[Stored items from a collection]
§
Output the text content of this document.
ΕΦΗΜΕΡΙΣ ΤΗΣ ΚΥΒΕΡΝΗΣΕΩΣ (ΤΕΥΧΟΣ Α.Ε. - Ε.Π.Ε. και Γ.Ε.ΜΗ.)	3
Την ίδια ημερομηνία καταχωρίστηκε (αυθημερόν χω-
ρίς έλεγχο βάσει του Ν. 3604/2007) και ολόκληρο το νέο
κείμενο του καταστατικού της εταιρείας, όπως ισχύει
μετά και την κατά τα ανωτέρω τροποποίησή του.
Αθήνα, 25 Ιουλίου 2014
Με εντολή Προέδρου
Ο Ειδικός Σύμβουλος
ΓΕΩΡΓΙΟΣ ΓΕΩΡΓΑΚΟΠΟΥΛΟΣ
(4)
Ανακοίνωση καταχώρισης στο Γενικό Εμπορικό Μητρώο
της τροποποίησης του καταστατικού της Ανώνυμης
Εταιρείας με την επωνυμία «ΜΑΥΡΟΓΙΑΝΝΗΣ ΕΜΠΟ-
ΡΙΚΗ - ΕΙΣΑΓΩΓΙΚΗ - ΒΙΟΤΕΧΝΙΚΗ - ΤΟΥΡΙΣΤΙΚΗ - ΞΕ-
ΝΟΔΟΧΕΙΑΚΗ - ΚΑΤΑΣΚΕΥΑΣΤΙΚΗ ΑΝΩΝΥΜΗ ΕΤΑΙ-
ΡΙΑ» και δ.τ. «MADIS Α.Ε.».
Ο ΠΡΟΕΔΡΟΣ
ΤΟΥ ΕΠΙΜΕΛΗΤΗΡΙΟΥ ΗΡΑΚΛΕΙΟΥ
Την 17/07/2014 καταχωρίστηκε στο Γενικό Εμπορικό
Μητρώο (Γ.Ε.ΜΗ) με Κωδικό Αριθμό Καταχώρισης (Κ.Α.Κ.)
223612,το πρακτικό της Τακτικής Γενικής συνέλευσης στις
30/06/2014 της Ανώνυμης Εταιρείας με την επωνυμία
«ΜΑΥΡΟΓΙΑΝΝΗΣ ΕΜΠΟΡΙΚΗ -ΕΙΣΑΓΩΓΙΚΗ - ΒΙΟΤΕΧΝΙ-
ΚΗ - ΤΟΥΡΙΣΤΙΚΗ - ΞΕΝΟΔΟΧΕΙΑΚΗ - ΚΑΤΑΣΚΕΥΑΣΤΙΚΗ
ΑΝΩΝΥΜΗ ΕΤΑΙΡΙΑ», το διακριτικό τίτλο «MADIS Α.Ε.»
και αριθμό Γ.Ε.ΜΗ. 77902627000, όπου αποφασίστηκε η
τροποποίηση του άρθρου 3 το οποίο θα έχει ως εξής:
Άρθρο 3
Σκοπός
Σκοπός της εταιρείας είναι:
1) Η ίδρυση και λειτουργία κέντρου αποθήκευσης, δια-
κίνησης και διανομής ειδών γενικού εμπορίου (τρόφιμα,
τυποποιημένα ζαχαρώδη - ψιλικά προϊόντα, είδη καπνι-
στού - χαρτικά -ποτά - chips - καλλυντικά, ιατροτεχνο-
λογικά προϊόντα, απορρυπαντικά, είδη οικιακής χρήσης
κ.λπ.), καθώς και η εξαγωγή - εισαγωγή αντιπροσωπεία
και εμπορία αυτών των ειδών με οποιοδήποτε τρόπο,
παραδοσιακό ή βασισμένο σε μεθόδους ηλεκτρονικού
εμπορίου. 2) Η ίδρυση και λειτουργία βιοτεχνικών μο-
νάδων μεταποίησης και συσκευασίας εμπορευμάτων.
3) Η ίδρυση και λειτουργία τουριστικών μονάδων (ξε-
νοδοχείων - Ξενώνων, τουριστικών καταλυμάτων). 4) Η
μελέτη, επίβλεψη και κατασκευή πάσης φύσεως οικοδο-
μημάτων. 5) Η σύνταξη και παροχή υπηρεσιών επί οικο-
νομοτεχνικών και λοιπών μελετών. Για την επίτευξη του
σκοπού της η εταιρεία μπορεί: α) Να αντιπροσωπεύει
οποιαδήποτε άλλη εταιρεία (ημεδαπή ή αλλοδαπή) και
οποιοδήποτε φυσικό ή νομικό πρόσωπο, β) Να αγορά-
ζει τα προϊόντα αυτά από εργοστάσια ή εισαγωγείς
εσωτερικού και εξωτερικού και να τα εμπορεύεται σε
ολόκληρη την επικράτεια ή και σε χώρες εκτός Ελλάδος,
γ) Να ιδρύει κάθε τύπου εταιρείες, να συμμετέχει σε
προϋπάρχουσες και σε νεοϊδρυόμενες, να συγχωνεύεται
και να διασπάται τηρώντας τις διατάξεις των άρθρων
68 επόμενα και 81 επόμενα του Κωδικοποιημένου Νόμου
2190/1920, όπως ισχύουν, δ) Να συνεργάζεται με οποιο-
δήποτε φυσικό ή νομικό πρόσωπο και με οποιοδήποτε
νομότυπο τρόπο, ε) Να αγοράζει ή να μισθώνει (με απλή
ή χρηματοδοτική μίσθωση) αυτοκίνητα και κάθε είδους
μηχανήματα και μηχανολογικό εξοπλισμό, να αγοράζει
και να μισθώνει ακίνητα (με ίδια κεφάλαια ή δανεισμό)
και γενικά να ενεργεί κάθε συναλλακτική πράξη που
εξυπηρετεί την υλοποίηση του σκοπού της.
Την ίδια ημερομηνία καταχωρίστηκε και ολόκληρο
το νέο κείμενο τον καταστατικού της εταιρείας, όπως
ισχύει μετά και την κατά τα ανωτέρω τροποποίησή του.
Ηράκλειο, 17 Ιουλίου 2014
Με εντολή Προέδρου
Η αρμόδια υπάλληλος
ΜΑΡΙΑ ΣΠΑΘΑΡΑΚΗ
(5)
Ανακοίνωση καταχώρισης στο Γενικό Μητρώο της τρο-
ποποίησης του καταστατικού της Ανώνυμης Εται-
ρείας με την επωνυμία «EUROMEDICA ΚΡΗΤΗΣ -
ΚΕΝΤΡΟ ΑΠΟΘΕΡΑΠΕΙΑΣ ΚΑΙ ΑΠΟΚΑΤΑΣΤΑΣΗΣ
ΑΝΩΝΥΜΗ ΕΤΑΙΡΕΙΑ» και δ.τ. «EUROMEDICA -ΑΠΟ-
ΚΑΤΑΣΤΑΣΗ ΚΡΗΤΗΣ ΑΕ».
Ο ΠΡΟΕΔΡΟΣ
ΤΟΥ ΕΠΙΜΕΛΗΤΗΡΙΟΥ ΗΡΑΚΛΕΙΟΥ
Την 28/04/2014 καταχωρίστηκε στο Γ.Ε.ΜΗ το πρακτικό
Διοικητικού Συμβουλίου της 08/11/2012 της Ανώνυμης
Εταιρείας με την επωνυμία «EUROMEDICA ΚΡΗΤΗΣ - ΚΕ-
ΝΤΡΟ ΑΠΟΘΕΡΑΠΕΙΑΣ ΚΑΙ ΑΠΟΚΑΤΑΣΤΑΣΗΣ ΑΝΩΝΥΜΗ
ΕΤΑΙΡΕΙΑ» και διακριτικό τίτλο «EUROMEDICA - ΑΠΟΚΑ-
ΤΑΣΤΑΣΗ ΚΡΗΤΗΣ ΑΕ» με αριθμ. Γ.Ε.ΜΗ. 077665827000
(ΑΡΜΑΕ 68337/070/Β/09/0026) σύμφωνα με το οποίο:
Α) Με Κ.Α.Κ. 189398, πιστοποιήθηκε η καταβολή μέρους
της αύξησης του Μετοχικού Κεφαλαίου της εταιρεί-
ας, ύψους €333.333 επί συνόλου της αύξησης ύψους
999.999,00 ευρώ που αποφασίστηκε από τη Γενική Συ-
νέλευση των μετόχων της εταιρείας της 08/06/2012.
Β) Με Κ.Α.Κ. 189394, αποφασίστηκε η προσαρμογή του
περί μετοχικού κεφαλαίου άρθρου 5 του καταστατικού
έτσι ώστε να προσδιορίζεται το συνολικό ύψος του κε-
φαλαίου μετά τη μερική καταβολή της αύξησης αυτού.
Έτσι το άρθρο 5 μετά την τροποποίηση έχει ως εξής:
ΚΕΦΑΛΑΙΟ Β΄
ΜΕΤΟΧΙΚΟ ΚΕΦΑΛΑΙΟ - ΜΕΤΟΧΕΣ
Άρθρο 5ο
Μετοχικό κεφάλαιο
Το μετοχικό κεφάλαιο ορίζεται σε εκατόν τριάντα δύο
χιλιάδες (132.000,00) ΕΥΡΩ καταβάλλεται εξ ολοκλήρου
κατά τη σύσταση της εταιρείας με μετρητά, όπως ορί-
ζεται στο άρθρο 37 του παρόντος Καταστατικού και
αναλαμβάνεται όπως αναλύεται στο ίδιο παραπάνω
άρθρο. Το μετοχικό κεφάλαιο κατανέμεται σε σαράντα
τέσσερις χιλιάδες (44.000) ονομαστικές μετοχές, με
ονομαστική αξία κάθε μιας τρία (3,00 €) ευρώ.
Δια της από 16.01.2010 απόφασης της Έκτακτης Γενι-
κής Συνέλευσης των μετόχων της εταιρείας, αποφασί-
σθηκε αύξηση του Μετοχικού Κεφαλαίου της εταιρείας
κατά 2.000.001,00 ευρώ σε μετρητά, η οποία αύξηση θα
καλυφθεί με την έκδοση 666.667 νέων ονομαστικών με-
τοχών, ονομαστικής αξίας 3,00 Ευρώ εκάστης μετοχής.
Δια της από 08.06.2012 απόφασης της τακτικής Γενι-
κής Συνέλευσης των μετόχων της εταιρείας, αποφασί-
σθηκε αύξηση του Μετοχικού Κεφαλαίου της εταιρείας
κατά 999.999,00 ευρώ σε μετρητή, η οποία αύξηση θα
§
● Request: Note every line above where the string "οποίο" shows up, and copy those lines.

● Written response:
τροποποίηση του άρθρου 3 το οποίο θα έχει ως εξής:
(ΑΡΜΑΕ 68337/070/Β/09/0026) σύμφωνα με το οποίο:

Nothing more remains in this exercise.